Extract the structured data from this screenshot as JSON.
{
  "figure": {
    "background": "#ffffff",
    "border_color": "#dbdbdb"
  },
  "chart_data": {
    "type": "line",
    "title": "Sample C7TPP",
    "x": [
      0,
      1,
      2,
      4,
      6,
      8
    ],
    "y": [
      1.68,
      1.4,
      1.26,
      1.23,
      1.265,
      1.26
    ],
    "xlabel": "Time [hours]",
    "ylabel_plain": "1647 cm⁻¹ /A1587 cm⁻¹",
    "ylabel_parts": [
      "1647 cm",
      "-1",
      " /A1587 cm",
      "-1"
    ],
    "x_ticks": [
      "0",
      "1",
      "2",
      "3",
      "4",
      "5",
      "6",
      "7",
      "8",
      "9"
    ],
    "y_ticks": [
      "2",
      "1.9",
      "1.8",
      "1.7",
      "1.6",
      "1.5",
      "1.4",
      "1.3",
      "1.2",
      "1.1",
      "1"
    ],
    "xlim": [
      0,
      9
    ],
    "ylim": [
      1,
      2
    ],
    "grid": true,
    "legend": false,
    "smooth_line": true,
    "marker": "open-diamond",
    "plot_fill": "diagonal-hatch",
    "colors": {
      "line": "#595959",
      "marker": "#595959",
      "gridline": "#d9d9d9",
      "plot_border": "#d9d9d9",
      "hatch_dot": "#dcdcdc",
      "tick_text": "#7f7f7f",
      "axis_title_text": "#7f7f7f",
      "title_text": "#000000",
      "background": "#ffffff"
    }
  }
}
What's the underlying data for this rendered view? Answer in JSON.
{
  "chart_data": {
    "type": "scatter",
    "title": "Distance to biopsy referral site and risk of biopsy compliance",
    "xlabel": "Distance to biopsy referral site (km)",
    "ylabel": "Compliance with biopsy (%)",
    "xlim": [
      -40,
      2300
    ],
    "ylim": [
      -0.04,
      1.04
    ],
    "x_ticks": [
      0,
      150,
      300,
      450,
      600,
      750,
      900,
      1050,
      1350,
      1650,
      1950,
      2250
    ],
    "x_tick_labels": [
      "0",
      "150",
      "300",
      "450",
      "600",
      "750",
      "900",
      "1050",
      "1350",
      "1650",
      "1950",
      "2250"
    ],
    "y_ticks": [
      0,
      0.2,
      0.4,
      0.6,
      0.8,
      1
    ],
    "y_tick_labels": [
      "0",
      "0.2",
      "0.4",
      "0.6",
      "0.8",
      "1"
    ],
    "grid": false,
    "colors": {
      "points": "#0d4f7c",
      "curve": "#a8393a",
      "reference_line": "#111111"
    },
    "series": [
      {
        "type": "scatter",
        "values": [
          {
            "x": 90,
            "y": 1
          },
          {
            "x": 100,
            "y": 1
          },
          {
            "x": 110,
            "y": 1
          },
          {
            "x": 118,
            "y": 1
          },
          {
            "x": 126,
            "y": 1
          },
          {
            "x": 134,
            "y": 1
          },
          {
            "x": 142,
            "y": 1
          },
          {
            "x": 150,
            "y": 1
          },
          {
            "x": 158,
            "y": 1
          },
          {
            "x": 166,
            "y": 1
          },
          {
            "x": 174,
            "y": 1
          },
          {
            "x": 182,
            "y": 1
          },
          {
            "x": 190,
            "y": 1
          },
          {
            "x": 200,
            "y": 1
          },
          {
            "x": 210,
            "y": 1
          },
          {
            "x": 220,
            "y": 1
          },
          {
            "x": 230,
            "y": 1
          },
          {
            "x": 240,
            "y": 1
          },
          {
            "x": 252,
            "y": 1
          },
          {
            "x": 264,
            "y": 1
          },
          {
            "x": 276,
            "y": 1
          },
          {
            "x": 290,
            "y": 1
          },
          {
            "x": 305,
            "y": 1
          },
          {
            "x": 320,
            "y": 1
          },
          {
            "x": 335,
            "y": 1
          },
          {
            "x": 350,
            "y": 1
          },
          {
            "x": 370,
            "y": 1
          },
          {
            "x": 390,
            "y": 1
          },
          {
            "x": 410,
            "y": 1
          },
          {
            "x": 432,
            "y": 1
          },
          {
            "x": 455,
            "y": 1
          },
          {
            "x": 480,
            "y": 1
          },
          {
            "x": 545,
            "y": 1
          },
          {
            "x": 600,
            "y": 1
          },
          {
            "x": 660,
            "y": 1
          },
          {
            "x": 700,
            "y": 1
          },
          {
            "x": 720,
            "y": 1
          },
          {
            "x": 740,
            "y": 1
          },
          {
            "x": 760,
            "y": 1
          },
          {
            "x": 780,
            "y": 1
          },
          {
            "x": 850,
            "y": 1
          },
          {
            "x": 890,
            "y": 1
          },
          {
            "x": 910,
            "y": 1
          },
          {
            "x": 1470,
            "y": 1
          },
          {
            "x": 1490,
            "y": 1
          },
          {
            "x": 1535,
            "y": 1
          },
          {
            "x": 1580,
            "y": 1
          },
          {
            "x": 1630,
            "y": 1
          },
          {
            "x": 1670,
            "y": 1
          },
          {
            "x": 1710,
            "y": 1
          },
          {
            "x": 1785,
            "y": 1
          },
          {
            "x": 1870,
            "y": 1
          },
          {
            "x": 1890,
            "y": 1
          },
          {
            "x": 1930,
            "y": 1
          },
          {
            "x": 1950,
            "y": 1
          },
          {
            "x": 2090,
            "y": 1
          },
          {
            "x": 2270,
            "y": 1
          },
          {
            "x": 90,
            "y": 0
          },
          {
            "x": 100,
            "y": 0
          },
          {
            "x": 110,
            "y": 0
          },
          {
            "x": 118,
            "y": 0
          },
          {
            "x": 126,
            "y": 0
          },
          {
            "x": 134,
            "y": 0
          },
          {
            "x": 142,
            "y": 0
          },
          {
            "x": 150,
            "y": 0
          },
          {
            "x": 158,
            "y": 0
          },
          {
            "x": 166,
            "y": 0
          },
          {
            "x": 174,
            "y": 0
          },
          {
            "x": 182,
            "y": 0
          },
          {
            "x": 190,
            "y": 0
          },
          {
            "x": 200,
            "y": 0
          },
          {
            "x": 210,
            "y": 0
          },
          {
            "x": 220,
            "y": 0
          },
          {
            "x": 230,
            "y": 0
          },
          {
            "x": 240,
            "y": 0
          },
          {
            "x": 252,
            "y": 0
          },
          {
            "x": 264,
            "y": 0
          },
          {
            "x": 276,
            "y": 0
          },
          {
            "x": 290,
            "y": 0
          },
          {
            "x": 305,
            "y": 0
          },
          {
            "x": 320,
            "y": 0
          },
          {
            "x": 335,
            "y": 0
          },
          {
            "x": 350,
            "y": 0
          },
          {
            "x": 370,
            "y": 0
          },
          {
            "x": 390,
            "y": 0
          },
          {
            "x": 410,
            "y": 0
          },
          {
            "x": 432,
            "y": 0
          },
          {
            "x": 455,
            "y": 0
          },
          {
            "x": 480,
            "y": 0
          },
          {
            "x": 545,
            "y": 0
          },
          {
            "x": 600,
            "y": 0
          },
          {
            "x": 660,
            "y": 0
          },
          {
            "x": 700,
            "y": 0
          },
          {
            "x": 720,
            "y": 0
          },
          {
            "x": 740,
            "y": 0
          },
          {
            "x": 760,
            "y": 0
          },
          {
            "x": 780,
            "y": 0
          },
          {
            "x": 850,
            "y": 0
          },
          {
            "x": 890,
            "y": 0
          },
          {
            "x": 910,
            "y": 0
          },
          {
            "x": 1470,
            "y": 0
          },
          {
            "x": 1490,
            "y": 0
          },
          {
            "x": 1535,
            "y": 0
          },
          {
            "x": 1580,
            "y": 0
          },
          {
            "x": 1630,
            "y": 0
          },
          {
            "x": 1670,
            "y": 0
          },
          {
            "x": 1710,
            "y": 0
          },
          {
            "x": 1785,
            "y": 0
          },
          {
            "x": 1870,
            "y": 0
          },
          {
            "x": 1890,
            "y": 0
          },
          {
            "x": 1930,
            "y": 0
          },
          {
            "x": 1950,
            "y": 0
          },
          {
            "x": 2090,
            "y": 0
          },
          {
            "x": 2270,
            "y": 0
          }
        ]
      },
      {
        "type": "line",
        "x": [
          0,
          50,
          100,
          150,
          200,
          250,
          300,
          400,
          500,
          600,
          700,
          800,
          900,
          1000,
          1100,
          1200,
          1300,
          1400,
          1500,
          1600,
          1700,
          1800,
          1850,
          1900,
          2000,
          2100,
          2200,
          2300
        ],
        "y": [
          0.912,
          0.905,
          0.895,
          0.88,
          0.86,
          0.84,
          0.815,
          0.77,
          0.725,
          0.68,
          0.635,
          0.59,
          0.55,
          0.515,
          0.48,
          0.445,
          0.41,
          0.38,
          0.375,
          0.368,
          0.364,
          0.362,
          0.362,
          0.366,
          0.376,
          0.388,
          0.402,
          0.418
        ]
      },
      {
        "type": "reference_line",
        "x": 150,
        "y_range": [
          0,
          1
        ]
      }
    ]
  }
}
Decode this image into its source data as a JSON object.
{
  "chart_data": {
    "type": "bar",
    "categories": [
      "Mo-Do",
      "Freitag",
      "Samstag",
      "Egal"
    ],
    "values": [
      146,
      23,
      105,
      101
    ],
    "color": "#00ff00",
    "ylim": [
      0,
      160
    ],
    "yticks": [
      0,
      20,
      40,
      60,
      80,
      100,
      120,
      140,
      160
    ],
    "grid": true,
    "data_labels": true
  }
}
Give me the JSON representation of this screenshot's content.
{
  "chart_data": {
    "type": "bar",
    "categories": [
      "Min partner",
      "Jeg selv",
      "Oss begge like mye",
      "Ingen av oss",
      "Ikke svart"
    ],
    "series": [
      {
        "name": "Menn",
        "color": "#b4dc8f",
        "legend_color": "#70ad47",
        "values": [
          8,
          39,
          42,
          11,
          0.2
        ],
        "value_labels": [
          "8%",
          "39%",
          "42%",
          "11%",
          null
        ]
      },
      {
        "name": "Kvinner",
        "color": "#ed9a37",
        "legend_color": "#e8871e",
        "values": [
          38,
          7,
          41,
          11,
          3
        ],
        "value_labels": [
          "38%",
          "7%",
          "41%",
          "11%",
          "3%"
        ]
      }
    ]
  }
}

-----

Pick out each line containing "background" and report it.

    "background": "#ffffff",
      "background": "#ffffff"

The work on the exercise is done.